TASK GOAL - Pull every line containing "Taunton" from the entries.

[Dataset entries on figures]
___

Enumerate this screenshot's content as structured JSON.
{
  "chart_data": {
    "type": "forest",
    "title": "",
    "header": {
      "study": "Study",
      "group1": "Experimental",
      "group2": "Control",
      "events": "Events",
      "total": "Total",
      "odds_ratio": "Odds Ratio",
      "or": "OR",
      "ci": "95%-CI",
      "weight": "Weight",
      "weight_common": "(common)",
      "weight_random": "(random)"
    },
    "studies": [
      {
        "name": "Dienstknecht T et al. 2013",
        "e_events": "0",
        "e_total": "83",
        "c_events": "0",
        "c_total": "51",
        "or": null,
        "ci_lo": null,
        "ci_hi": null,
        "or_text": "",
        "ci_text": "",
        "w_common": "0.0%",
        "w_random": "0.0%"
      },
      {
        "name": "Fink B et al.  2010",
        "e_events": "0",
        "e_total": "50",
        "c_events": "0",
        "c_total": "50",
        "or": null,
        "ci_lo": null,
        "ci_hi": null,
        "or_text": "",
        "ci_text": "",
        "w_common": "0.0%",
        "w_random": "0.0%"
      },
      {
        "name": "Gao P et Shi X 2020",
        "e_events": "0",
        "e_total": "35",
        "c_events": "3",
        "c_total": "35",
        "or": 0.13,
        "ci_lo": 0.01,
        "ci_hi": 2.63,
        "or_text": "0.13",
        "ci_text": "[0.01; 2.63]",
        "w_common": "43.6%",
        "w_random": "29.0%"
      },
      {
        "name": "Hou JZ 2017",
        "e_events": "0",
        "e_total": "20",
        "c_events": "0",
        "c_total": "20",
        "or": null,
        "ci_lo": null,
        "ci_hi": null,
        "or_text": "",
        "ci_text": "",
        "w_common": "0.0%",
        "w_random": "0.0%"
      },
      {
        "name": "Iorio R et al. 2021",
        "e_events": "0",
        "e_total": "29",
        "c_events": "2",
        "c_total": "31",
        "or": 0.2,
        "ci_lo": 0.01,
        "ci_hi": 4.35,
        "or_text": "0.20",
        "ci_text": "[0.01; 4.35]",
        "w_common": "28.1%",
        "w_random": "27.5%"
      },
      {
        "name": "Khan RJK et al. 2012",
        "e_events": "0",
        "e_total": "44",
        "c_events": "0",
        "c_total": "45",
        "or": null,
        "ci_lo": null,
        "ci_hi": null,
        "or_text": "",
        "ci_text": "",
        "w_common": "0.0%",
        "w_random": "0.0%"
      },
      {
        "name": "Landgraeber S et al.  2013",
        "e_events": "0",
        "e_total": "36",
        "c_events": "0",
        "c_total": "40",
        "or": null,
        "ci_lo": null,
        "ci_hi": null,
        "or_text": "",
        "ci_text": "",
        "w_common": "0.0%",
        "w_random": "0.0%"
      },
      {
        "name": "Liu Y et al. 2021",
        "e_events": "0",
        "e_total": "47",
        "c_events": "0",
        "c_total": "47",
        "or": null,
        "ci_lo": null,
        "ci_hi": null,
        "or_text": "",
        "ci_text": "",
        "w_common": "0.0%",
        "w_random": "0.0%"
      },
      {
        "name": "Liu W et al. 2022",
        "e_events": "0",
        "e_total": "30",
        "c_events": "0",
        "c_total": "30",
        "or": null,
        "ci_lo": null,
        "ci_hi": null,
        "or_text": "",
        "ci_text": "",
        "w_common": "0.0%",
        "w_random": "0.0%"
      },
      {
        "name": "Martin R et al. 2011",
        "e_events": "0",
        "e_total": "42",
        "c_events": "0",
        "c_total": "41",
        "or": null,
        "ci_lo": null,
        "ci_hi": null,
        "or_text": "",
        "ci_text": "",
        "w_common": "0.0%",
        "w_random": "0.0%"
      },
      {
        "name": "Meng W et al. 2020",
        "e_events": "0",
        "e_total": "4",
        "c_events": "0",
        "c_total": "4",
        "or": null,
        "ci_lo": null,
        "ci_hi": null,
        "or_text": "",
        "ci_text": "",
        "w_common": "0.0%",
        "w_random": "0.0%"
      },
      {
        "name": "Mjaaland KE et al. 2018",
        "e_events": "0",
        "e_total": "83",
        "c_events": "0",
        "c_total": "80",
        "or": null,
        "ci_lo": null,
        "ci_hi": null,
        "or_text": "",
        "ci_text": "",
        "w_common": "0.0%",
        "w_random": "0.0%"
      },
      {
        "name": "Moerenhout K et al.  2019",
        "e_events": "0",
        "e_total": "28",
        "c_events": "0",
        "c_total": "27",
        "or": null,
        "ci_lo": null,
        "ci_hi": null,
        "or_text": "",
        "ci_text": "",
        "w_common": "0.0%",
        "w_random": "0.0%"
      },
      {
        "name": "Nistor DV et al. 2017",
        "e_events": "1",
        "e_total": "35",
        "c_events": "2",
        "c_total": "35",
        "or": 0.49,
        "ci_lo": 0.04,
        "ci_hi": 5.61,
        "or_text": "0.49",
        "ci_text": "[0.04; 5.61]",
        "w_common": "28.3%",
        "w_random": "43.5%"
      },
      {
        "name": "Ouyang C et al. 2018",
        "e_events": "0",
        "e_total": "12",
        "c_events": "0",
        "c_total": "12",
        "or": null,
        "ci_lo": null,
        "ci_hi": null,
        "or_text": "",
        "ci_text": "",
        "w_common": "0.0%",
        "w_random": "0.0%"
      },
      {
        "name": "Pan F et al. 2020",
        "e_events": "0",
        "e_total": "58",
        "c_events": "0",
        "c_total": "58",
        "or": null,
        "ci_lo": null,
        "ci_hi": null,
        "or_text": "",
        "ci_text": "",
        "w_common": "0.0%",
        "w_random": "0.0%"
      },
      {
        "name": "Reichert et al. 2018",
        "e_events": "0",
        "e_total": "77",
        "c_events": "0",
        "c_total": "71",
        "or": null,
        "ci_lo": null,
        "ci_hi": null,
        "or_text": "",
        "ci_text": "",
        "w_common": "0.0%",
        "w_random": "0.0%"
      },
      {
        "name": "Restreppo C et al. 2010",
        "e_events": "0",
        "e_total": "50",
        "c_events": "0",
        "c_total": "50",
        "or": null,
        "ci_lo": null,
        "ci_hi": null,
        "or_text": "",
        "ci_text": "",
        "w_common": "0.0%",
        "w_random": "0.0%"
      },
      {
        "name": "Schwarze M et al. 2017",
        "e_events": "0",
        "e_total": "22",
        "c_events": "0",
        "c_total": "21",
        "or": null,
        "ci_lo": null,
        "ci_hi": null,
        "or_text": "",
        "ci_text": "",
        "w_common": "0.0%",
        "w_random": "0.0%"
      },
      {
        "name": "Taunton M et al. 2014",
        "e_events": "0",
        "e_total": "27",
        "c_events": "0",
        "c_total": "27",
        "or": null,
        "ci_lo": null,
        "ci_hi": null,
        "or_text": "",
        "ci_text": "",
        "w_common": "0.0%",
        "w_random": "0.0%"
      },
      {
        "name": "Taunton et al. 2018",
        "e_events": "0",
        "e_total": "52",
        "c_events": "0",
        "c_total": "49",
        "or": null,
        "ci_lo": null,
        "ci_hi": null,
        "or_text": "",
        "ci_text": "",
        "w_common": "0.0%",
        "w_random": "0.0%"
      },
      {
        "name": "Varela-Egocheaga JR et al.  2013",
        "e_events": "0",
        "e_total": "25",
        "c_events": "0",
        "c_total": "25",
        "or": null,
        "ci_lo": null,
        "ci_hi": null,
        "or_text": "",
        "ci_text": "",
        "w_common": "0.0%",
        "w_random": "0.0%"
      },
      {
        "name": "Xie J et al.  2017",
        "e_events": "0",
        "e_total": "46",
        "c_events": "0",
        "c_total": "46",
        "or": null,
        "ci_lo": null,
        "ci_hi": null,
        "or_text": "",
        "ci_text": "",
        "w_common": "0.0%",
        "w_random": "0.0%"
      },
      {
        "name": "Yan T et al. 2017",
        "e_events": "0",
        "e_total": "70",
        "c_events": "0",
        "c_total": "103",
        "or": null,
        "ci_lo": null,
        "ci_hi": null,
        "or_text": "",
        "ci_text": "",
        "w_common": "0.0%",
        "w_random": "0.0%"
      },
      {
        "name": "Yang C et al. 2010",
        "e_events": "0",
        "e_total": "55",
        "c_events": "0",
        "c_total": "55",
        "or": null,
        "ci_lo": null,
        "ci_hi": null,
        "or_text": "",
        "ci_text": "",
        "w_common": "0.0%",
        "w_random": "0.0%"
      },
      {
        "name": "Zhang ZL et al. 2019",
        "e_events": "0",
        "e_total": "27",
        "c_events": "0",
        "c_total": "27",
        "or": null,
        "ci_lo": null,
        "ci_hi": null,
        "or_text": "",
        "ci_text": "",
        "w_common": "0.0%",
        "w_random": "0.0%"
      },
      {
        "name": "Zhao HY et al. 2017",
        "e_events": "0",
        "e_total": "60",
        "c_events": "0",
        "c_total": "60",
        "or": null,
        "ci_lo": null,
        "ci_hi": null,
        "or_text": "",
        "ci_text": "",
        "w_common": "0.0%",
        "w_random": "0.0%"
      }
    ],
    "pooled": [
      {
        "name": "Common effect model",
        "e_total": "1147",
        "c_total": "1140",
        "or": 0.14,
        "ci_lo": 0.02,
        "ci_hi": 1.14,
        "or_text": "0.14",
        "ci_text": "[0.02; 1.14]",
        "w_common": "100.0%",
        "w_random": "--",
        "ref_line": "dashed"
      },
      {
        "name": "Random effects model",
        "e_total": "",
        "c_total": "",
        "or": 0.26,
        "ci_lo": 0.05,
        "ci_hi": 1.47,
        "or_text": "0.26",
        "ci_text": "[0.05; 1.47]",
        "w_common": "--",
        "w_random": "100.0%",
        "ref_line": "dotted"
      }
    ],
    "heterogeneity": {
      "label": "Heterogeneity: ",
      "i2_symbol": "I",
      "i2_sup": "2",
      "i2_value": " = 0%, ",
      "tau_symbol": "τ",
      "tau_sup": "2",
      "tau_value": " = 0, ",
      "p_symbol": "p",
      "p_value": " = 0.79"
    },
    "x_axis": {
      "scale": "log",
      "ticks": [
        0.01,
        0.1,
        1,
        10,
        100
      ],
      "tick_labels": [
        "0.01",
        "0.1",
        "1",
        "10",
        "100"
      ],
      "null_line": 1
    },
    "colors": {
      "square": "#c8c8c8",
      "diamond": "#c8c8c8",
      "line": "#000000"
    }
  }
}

___

REPLY -
        "name": "Taunton M et al. 2014",
        "name": "Taunton et al. 2018",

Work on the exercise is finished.